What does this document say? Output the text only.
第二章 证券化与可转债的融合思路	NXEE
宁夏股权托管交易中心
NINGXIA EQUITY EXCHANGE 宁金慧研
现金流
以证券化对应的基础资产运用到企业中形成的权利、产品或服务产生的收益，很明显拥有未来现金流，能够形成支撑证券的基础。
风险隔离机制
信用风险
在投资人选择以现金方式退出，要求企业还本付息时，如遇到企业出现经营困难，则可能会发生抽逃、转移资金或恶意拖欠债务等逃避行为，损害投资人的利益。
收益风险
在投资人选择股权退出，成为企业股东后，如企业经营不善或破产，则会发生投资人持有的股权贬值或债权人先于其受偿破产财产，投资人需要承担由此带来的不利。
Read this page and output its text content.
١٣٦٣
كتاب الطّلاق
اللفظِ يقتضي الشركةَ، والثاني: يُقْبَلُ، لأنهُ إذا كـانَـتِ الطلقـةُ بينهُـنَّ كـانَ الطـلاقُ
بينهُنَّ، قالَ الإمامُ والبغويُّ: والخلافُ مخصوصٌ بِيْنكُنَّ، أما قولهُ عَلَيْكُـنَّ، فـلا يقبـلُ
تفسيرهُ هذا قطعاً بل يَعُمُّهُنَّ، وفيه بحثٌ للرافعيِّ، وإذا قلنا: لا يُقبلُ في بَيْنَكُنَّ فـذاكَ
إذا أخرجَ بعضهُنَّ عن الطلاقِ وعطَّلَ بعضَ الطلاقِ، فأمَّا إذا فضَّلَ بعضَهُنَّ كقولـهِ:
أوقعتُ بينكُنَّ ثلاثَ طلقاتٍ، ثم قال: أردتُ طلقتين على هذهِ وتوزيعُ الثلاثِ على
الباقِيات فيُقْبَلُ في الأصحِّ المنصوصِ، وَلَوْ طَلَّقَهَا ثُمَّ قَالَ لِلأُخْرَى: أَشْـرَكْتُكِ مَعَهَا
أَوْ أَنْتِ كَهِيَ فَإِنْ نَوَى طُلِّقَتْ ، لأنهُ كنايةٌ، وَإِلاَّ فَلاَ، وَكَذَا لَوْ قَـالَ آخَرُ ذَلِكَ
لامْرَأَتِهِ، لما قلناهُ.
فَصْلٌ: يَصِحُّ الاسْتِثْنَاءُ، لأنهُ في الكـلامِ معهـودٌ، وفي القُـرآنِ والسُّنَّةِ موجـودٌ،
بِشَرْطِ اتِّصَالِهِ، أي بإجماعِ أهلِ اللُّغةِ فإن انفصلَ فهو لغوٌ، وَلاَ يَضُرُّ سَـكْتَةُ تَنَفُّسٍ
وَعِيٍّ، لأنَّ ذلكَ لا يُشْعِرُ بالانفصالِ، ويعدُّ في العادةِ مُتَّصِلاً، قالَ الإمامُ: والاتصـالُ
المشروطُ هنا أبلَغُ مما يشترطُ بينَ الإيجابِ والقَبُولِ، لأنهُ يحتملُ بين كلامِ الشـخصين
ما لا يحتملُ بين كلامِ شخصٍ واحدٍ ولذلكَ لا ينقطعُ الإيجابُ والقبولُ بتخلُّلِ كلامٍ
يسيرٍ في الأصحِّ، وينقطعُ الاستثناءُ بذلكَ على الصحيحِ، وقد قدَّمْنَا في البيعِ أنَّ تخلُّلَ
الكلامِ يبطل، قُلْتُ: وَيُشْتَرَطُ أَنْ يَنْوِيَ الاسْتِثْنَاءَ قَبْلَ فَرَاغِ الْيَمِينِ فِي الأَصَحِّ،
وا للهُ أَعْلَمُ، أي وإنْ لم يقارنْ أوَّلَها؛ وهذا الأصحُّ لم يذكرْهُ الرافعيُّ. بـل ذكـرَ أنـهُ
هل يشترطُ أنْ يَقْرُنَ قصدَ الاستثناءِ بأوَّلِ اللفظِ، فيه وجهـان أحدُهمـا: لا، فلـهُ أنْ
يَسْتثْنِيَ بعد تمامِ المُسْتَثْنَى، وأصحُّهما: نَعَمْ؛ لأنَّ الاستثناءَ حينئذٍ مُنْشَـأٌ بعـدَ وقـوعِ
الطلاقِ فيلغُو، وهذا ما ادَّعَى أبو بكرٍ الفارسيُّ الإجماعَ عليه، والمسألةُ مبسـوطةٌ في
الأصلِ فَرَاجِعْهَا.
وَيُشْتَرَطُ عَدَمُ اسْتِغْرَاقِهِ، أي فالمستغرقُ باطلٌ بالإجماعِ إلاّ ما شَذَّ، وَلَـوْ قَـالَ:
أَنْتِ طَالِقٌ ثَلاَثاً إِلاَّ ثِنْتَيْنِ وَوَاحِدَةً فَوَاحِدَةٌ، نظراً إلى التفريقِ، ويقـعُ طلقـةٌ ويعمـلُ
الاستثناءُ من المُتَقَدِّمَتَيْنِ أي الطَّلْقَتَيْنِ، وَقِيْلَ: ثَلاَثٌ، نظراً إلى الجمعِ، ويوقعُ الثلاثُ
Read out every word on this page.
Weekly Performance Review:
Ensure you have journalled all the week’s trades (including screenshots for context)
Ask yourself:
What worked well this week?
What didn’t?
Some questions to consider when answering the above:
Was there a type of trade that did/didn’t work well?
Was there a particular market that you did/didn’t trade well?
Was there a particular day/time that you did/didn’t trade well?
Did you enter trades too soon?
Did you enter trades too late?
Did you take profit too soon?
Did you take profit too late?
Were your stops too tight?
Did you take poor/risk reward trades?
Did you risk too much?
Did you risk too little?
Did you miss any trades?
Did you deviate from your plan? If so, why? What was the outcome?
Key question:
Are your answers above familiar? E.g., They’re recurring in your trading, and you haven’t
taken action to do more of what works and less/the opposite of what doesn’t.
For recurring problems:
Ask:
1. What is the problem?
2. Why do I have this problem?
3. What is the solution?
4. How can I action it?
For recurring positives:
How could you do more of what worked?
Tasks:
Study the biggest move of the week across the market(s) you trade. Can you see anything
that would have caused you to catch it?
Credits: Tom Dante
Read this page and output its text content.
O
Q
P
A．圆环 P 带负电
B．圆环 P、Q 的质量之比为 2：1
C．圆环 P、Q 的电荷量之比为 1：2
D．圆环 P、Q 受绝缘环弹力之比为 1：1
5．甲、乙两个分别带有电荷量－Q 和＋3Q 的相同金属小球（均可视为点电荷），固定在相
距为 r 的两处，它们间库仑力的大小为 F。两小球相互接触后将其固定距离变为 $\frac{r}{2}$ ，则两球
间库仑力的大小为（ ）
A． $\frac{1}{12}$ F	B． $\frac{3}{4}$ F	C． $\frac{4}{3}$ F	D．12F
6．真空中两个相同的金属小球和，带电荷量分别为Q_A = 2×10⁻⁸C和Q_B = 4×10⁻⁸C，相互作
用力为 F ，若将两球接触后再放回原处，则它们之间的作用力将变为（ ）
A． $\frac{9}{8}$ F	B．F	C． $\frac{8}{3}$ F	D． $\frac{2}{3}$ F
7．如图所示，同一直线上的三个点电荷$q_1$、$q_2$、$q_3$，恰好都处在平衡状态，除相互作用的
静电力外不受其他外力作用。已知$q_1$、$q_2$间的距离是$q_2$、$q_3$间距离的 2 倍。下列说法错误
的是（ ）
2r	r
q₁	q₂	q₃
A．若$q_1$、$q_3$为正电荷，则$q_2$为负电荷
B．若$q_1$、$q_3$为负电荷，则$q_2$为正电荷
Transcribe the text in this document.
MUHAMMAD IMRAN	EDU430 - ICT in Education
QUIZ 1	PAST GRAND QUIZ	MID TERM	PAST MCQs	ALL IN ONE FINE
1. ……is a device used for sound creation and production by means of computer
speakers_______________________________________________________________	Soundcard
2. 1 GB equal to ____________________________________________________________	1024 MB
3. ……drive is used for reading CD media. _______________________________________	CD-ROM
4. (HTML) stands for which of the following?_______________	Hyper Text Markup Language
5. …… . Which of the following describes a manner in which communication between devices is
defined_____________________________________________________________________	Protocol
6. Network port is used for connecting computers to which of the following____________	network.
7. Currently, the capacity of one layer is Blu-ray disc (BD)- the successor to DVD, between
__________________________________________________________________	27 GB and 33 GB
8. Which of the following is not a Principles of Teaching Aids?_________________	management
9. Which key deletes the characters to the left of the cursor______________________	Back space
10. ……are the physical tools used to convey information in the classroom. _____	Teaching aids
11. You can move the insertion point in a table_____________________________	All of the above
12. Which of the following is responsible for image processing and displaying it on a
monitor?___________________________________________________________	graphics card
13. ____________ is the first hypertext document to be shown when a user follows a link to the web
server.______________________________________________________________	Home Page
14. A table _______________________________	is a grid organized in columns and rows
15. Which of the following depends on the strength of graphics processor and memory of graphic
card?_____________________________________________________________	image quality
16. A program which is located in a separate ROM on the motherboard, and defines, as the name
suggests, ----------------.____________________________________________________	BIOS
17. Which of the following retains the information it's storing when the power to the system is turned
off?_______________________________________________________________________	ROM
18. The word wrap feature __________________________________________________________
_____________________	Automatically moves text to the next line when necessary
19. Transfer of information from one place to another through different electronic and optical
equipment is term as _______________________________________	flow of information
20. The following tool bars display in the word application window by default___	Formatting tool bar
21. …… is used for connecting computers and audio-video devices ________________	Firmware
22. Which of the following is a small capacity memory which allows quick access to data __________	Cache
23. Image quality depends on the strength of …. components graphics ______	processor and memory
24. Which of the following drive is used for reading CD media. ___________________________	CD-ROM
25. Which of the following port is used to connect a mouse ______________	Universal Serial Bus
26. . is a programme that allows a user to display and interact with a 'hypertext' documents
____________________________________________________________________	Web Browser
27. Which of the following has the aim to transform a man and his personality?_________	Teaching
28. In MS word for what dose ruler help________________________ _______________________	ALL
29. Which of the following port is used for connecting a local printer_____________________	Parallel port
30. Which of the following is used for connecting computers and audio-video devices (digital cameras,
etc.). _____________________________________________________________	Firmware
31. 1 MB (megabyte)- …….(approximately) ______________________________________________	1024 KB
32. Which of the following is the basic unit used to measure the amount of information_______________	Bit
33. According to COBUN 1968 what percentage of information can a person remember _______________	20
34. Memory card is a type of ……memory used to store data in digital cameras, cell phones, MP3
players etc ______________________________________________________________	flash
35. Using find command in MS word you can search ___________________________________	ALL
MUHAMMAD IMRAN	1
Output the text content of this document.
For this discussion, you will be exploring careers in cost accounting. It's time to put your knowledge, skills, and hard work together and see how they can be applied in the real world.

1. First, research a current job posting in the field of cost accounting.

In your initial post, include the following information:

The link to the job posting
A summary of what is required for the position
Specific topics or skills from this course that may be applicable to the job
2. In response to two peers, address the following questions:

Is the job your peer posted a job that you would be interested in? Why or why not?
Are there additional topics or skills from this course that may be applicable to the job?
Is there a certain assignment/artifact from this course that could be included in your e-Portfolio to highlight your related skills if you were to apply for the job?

__DIRECTIVE__
In the listing, find each line with the string "الثلاث" and copy it.

__FINISHED EXERCISE__
أوقعتُ بينكُنَّ ثلاثَ طلقاتٍ، ثم قال: أردتُ طلقتين على هذهِ وتوزيعُ الثلاثِ على
الاستثناءُ من المُتَقَدِّمَتَيْنِ أي الطَّلْقَتَيْنِ، وَقِيْلَ: ثَلاَثٌ، نظراً إلى الجمعِ، ويوقعُ الثلاثُ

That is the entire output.